──────── Material for the task ────────
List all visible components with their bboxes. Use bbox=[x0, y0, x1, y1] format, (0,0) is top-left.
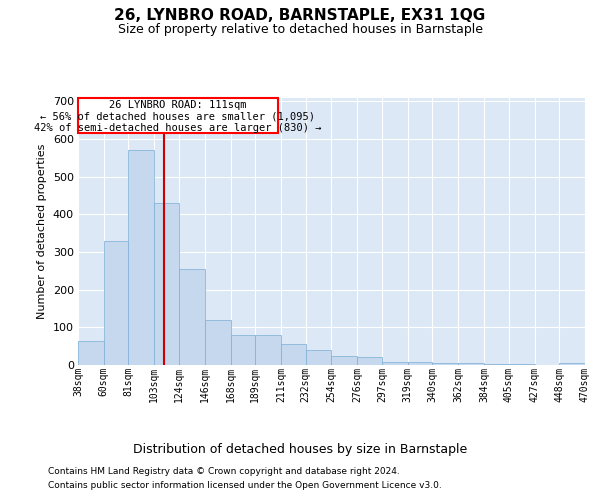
Text: Contains HM Land Registry data © Crown copyright and database right 2024.: Contains HM Land Registry data © Crown c… bbox=[48, 468, 400, 476]
Bar bbox=[458, 364, 484, 365]
Bar bbox=[281, 344, 305, 365]
Y-axis label: Number of detached properties: Number of detached properties bbox=[37, 144, 47, 319]
Bar bbox=[128, 150, 154, 365]
Text: 26 LYNBRO ROAD: 111sqm: 26 LYNBRO ROAD: 111sqm bbox=[109, 100, 247, 110]
Bar bbox=[305, 350, 331, 365]
Text: Contains public sector information licensed under the Open Government Licence v3: Contains public sector information licen… bbox=[48, 481, 442, 490]
Bar bbox=[104, 240, 128, 365]
Bar bbox=[78, 340, 104, 365]
Text: Size of property relative to detached houses in Barnstaple: Size of property relative to detached ho… bbox=[118, 22, 482, 36]
Bar bbox=[255, 335, 281, 365]
Bar bbox=[205, 320, 230, 365]
Bar bbox=[179, 269, 205, 365]
Bar bbox=[154, 203, 179, 365]
Bar bbox=[509, 364, 535, 365]
Bar bbox=[433, 363, 458, 365]
Bar bbox=[230, 335, 255, 365]
Text: Distribution of detached houses by size in Barnstaple: Distribution of detached houses by size … bbox=[133, 442, 467, 456]
Bar bbox=[358, 358, 382, 365]
Bar bbox=[382, 362, 408, 365]
Text: ← 56% of detached houses are smaller (1,095): ← 56% of detached houses are smaller (1,… bbox=[40, 111, 315, 121]
Bar bbox=[408, 362, 433, 365]
Bar bbox=[78, 98, 278, 134]
Bar bbox=[331, 356, 358, 365]
Text: 42% of semi-detached houses are larger (830) →: 42% of semi-detached houses are larger (… bbox=[34, 122, 322, 132]
Bar bbox=[484, 364, 509, 365]
Text: 26, LYNBRO ROAD, BARNSTAPLE, EX31 1QG: 26, LYNBRO ROAD, BARNSTAPLE, EX31 1QG bbox=[115, 8, 485, 22]
Bar bbox=[559, 363, 585, 365]
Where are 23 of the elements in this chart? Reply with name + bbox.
────────
■ **Job**:
Reproduce every line of the records above word for word, leaving out the pictures.

■ **Result below**:
List all visible components with their bboxes. Use bbox=[x0, y0, x1, y1] format, (0,0) is top-left.
Text: Contains HM Land Registry data © Crown copyright and database right 2024.: Contains HM Land Registry data © Crown c… bbox=[48, 468, 400, 476]
Bar bbox=[458, 364, 484, 365]
Bar bbox=[281, 344, 305, 365]
Y-axis label: Number of detached properties: Number of detached properties bbox=[37, 144, 47, 319]
Bar bbox=[128, 150, 154, 365]
Text: 26 LYNBRO ROAD: 111sqm: 26 LYNBRO ROAD: 111sqm bbox=[109, 100, 247, 110]
Bar bbox=[305, 350, 331, 365]
Text: Contains public sector information licensed under the Open Government Licence v3: Contains public sector information licen… bbox=[48, 481, 442, 490]
Bar bbox=[104, 240, 128, 365]
Bar bbox=[78, 340, 104, 365]
Text: Size of property relative to detached houses in Barnstaple: Size of property relative to detached ho… bbox=[118, 22, 482, 36]
Bar bbox=[255, 335, 281, 365]
Bar bbox=[205, 320, 230, 365]
Bar bbox=[179, 269, 205, 365]
Bar bbox=[154, 203, 179, 365]
Bar bbox=[509, 364, 535, 365]
Bar bbox=[433, 363, 458, 365]
Bar bbox=[230, 335, 255, 365]
Text: Distribution of detached houses by size in Barnstaple: Distribution of detached houses by size … bbox=[133, 442, 467, 456]
Bar bbox=[358, 358, 382, 365]
Bar bbox=[382, 362, 408, 365]
Text: ← 56% of detached houses are smaller (1,095): ← 56% of detached houses are smaller (1,… bbox=[40, 111, 315, 121]
Bar bbox=[408, 362, 433, 365]
Bar bbox=[78, 98, 278, 134]
Bar bbox=[331, 356, 358, 365]
Text: 42% of semi-detached houses are larger (830) →: 42% of semi-detached houses are larger (… bbox=[34, 122, 322, 132]
Bar bbox=[484, 364, 509, 365]
Text: 26, LYNBRO ROAD, BARNSTAPLE, EX31 1QG: 26, LYNBRO ROAD, BARNSTAPLE, EX31 1QG bbox=[115, 8, 485, 22]
Bar bbox=[559, 363, 585, 365]
Where are 23 of the elements in this chart? Reply with name + bbox.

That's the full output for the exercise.